**EXERCISE DESCRIPTION**. Scan the entries below and report only how many lines contain "background".
# START OF STORED ROWS
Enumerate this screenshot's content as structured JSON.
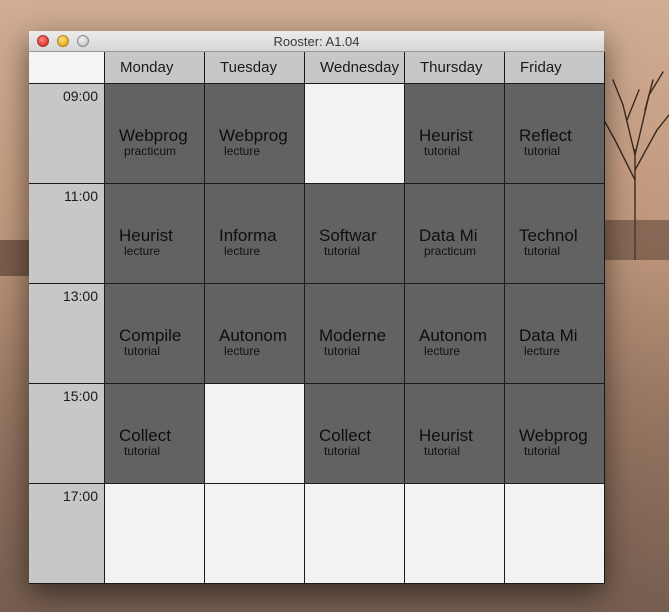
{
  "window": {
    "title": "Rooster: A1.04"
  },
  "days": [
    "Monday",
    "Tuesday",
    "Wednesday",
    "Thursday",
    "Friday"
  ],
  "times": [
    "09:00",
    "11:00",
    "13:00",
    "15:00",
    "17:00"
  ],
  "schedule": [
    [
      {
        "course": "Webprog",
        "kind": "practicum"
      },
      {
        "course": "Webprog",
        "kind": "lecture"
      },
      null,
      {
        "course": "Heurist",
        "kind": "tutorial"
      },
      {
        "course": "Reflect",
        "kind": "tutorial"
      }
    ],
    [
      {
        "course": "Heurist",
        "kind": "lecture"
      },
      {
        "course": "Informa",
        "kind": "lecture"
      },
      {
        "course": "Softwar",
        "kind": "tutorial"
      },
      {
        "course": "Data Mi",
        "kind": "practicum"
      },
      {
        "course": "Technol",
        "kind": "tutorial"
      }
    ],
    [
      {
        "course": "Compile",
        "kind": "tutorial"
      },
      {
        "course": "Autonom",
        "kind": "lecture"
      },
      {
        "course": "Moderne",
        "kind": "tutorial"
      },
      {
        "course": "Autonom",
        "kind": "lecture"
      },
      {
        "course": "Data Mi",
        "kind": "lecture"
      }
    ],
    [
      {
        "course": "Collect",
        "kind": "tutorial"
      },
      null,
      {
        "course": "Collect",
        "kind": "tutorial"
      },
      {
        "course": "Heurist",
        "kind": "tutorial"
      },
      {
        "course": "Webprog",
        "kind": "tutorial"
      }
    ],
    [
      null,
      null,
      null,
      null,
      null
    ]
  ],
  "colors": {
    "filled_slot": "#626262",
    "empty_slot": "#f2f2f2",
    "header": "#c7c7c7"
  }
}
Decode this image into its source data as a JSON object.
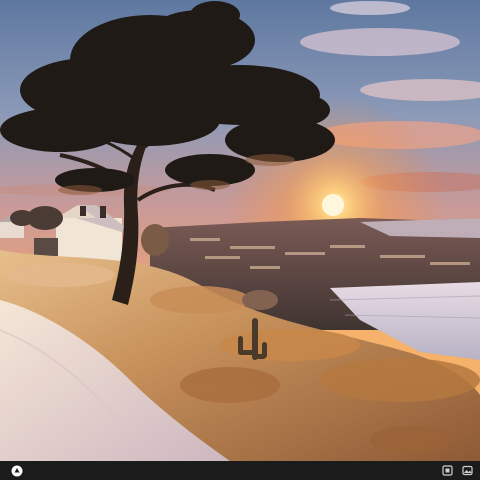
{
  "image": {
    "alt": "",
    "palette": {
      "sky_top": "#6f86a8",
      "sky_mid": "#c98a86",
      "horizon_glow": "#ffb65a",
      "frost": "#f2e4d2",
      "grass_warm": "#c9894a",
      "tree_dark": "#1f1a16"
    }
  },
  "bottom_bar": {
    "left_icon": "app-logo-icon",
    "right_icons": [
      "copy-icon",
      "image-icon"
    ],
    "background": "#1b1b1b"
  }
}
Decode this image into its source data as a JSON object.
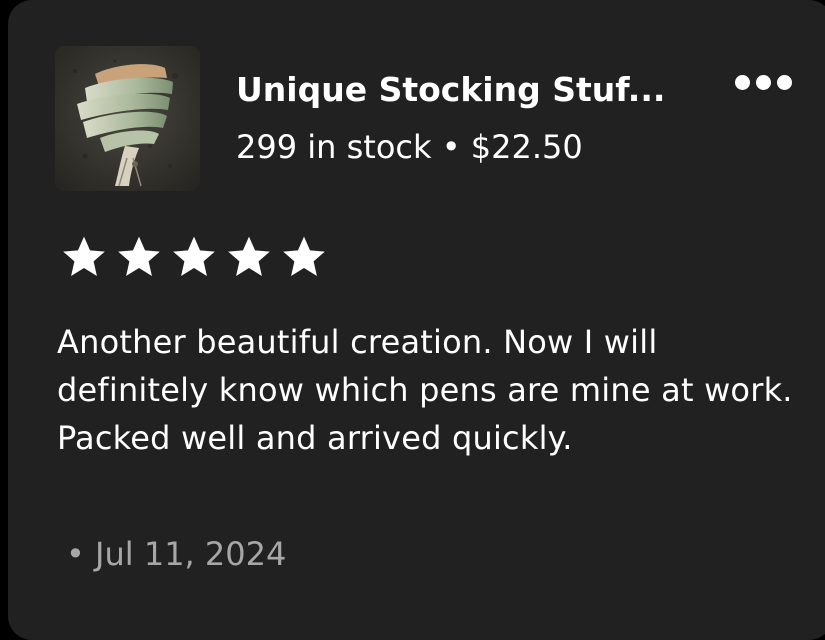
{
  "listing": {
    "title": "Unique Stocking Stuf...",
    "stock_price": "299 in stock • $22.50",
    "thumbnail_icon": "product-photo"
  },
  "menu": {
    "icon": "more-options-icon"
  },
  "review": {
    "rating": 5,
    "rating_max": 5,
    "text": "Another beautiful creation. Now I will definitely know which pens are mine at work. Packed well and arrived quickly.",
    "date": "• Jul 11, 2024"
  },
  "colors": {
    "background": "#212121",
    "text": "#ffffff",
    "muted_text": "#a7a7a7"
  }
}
# END OF STORED ROWS
**FULL OUTPUT**. 2